STATED TASK – Copy the stretch of the listing from the line containing "Where are 49" through the line containing "x-tick-label: 2011 bbox=[442, 320, 466, 330]", changing "data-label" to "value-label" and leaving everything else the same.

GIVEN RECORDS –
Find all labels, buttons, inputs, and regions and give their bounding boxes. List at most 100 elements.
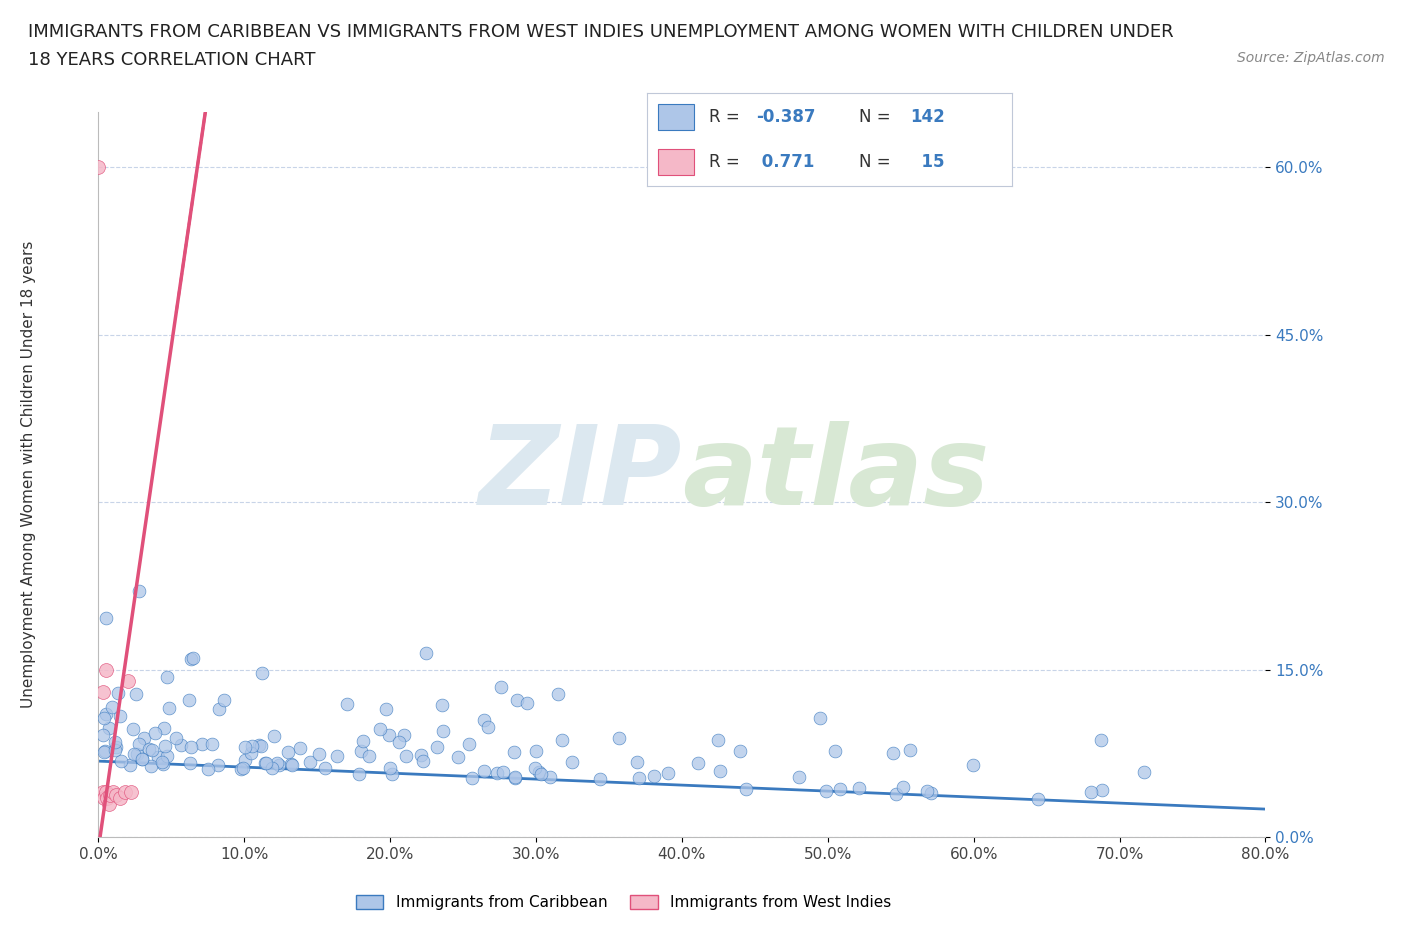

* * *

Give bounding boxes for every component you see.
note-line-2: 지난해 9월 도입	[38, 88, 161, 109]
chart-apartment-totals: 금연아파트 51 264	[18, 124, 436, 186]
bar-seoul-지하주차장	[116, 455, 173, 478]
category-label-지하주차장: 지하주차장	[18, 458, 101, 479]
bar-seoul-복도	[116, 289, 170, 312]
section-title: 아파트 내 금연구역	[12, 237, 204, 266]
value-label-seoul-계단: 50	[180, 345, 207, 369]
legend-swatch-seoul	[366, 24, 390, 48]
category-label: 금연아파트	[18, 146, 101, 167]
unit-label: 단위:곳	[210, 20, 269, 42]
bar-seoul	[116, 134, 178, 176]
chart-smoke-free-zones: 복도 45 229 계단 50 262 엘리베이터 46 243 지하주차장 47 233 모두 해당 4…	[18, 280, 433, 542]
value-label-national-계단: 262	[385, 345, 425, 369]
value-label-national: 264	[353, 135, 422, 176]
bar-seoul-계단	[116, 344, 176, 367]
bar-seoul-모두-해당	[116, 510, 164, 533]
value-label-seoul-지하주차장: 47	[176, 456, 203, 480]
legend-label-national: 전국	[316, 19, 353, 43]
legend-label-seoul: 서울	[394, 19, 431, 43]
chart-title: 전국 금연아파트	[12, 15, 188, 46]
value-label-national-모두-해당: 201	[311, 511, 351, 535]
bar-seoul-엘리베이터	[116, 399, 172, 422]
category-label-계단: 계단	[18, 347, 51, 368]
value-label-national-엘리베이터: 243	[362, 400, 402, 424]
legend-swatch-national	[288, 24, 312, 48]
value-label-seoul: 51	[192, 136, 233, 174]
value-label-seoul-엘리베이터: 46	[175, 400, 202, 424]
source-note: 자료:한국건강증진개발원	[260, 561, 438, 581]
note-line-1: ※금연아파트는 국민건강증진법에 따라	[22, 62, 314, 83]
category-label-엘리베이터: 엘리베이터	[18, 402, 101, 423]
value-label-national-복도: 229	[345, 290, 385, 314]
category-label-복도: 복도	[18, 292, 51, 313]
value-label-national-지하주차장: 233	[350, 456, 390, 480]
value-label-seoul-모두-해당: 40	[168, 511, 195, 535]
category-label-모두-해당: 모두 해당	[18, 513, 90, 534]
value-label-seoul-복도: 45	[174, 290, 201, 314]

---

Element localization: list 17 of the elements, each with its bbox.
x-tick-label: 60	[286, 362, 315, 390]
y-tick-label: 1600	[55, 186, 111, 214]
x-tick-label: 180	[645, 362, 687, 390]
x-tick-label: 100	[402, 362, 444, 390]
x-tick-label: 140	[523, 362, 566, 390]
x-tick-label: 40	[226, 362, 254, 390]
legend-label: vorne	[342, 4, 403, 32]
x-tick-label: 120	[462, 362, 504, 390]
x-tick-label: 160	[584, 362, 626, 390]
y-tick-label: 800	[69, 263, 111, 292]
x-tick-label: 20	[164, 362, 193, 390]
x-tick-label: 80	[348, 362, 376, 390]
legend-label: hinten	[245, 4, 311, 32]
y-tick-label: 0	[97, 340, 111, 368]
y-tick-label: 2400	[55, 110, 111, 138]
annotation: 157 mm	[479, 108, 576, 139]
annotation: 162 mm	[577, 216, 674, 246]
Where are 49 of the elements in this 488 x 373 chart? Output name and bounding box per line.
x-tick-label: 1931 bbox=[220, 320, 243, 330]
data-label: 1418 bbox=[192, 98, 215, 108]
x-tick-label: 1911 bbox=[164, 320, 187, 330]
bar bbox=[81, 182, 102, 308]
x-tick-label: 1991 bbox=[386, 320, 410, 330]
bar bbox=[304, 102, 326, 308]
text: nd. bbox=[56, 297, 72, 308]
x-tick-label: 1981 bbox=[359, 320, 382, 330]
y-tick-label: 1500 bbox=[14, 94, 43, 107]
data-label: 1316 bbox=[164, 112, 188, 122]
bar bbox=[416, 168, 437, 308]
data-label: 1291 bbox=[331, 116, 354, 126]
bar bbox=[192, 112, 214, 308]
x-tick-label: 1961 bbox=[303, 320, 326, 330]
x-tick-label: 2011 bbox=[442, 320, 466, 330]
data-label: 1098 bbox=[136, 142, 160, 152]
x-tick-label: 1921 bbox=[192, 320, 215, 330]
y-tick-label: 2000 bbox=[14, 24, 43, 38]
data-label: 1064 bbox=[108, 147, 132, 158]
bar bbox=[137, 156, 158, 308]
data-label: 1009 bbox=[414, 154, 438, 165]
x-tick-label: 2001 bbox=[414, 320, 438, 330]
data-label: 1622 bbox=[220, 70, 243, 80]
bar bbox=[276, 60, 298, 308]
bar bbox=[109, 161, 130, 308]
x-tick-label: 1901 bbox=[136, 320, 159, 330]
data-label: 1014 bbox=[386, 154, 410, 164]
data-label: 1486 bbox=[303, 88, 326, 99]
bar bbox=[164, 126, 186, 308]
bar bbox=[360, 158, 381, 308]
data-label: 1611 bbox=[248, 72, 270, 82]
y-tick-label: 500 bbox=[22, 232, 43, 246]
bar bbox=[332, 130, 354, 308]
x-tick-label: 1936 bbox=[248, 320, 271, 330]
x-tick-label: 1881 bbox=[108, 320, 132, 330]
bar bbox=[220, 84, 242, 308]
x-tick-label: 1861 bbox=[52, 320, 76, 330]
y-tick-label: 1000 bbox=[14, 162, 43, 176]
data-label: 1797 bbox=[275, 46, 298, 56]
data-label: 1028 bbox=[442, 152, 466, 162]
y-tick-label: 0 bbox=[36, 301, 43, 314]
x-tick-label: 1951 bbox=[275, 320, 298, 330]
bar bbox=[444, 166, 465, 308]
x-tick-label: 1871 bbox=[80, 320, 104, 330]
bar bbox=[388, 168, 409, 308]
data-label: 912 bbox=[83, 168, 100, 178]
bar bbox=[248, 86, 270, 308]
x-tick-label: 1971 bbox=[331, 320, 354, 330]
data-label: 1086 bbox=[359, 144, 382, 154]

FULL SOLUTION –
Where are 49 of the elements in this 488 x 373 chart? Output name and bounding box per line.
x-tick-label: 1931 bbox=[220, 320, 243, 330]
value-label: 1418 bbox=[192, 98, 215, 108]
x-tick-label: 1911 bbox=[164, 320, 187, 330]
bar bbox=[81, 182, 102, 308]
x-tick-label: 1991 bbox=[386, 320, 410, 330]
bar bbox=[304, 102, 326, 308]
text: nd. bbox=[56, 297, 72, 308]
x-tick-label: 1981 bbox=[359, 320, 382, 330]
y-tick-label: 1500 bbox=[14, 94, 43, 107]
value-label: 1316 bbox=[164, 112, 188, 122]
bar bbox=[416, 168, 437, 308]
value-label: 1291 bbox=[331, 116, 354, 126]
bar bbox=[192, 112, 214, 308]
x-tick-label: 1961 bbox=[303, 320, 326, 330]
x-tick-label: 2011 bbox=[442, 320, 466, 330]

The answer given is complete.